GOAL OF THE EXERCISE: Leave out any picture and return the remaining listing below exactly as given.

Records that describe figures:
**********

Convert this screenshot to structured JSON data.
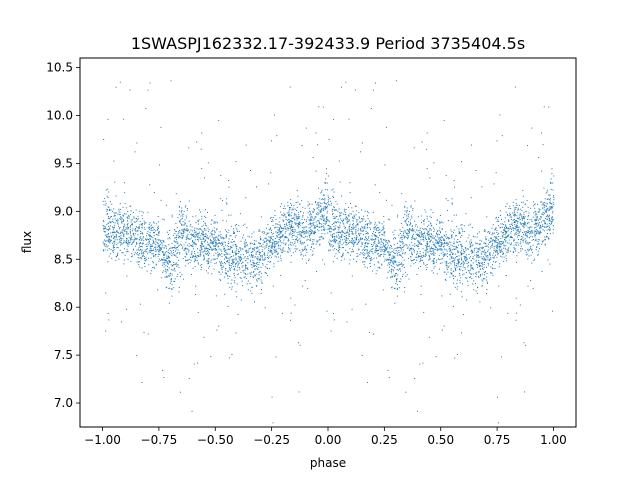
{
  "chart_data": {
    "type": "scatter",
    "title": "1SWASPJ162332.17-392433.9 Period 3735404.5s",
    "xlabel": "phase",
    "ylabel": "flux",
    "xlim": [
      -1.1,
      1.1
    ],
    "ylim": [
      6.75,
      10.6
    ],
    "grid": false,
    "legend": "none",
    "point_color": "#1f77b4",
    "xticks": [
      {
        "value": -1.0,
        "label": "−1.00"
      },
      {
        "value": -0.75,
        "label": "−0.75"
      },
      {
        "value": -0.5,
        "label": "−0.50"
      },
      {
        "value": -0.25,
        "label": "−0.25"
      },
      {
        "value": 0.0,
        "label": "0.00"
      },
      {
        "value": 0.25,
        "label": "0.25"
      },
      {
        "value": 0.5,
        "label": "0.50"
      },
      {
        "value": 0.75,
        "label": "0.75"
      },
      {
        "value": 1.0,
        "label": "1.00"
      }
    ],
    "yticks": [
      {
        "value": 7.0,
        "label": "7.0"
      },
      {
        "value": 7.5,
        "label": "7.5"
      },
      {
        "value": 8.0,
        "label": "8.0"
      },
      {
        "value": 8.5,
        "label": "8.5"
      },
      {
        "value": 9.0,
        "label": "9.0"
      },
      {
        "value": 9.5,
        "label": "9.5"
      },
      {
        "value": 10.0,
        "label": "10.0"
      },
      {
        "value": 10.5,
        "label": "10.5"
      }
    ],
    "light_curve_profile": [
      {
        "phase": 0.0,
        "median": 8.95,
        "spread": 0.35
      },
      {
        "phase": 0.05,
        "median": 8.75,
        "spread": 0.28
      },
      {
        "phase": 0.1,
        "median": 8.8,
        "spread": 0.3
      },
      {
        "phase": 0.15,
        "median": 8.75,
        "spread": 0.28
      },
      {
        "phase": 0.2,
        "median": 8.7,
        "spread": 0.28
      },
      {
        "phase": 0.25,
        "median": 8.65,
        "spread": 0.22
      },
      {
        "phase": 0.3,
        "median": 8.4,
        "spread": 0.32
      },
      {
        "phase": 0.35,
        "median": 8.8,
        "spread": 0.35
      },
      {
        "phase": 0.4,
        "median": 8.65,
        "spread": 0.28
      },
      {
        "phase": 0.45,
        "median": 8.7,
        "spread": 0.28
      },
      {
        "phase": 0.5,
        "median": 8.65,
        "spread": 0.28
      },
      {
        "phase": 0.55,
        "median": 8.55,
        "spread": 0.3
      },
      {
        "phase": 0.6,
        "median": 8.55,
        "spread": 0.3
      },
      {
        "phase": 0.65,
        "median": 8.5,
        "spread": 0.32
      },
      {
        "phase": 0.7,
        "median": 8.5,
        "spread": 0.32
      },
      {
        "phase": 0.75,
        "median": 8.7,
        "spread": 0.28
      },
      {
        "phase": 0.8,
        "median": 8.8,
        "spread": 0.28
      },
      {
        "phase": 0.85,
        "median": 8.85,
        "spread": 0.28
      },
      {
        "phase": 0.9,
        "median": 8.8,
        "spread": 0.3
      },
      {
        "phase": 0.95,
        "median": 8.9,
        "spread": 0.3
      },
      {
        "phase": 1.0,
        "median": 9.1,
        "spread": 0.35
      }
    ]
  }
}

**********

COMPLETE OUTPUT:
Convert this screenshot to structured JSON data.
{
  "chart_data": {
    "type": "scatter",
    "title": "1SWASPJ162332.17-392433.9 Period 3735404.5s",
    "xlabel": "phase",
    "ylabel": "flux",
    "xlim": [
      -1.1,
      1.1
    ],
    "ylim": [
      6.75,
      10.6
    ],
    "grid": false,
    "legend": "none",
    "point_color": "#1f77b4",
    "xticks": [
      {
        "value": -1.0,
        "label": "−1.00"
      },
      {
        "value": -0.75,
        "label": "−0.75"
      },
      {
        "value": -0.5,
        "label": "−0.50"
      },
      {
        "value": -0.25,
        "label": "−0.25"
      },
      {
        "value": 0.0,
        "label": "0.00"
      },
      {
        "value": 0.25,
        "label": "0.25"
      },
      {
        "value": 0.5,
        "label": "0.50"
      },
      {
        "value": 0.75,
        "label": "0.75"
      },
      {
        "value": 1.0,
        "label": "1.00"
      }
    ],
    "yticks": [
      {
        "value": 7.0,
        "label": "7.0"
      },
      {
        "value": 7.5,
        "label": "7.5"
      },
      {
        "value": 8.0,
        "label": "8.0"
      },
      {
        "value": 8.5,
        "label": "8.5"
      },
      {
        "value": 9.0,
        "label": "9.0"
      },
      {
        "value": 9.5,
        "label": "9.5"
      },
      {
        "value": 10.0,
        "label": "10.0"
      },
      {
        "value": 10.5,
        "label": "10.5"
      }
    ],
    "light_curve_profile": [
      {
        "phase": 0.0,
        "median": 8.95,
        "spread": 0.35
      },
      {
        "phase": 0.05,
        "median": 8.75,
        "spread": 0.28
      },
      {
        "phase": 0.1,
        "median": 8.8,
        "spread": 0.3
      },
      {
        "phase": 0.15,
        "median": 8.75,
        "spread": 0.28
      },
      {
        "phase": 0.2,
        "median": 8.7,
        "spread": 0.28
      },
      {
        "phase": 0.25,
        "median": 8.65,
        "spread": 0.22
      },
      {
        "phase": 0.3,
        "median": 8.4,
        "spread": 0.32
      },
      {
        "phase": 0.35,
        "median": 8.8,
        "spread": 0.35
      },
      {
        "phase": 0.4,
        "median": 8.65,
        "spread": 0.28
      },
      {
        "phase": 0.45,
        "median": 8.7,
        "spread": 0.28
      },
      {
        "phase": 0.5,
        "median": 8.65,
        "spread": 0.28
      },
      {
        "phase": 0.55,
        "median": 8.55,
        "spread": 0.3
      },
      {
        "phase": 0.6,
        "median": 8.55,
        "spread": 0.3
      },
      {
        "phase": 0.65,
        "median": 8.5,
        "spread": 0.32
      },
      {
        "phase": 0.7,
        "median": 8.5,
        "spread": 0.32
      },
      {
        "phase": 0.75,
        "median": 8.7,
        "spread": 0.28
      },
      {
        "phase": 0.8,
        "median": 8.8,
        "spread": 0.28
      },
      {
        "phase": 0.85,
        "median": 8.85,
        "spread": 0.28
      },
      {
        "phase": 0.9,
        "median": 8.8,
        "spread": 0.3
      },
      {
        "phase": 0.95,
        "median": 8.9,
        "spread": 0.3
      },
      {
        "phase": 1.0,
        "median": 9.1,
        "spread": 0.35
      }
    ]
  }
}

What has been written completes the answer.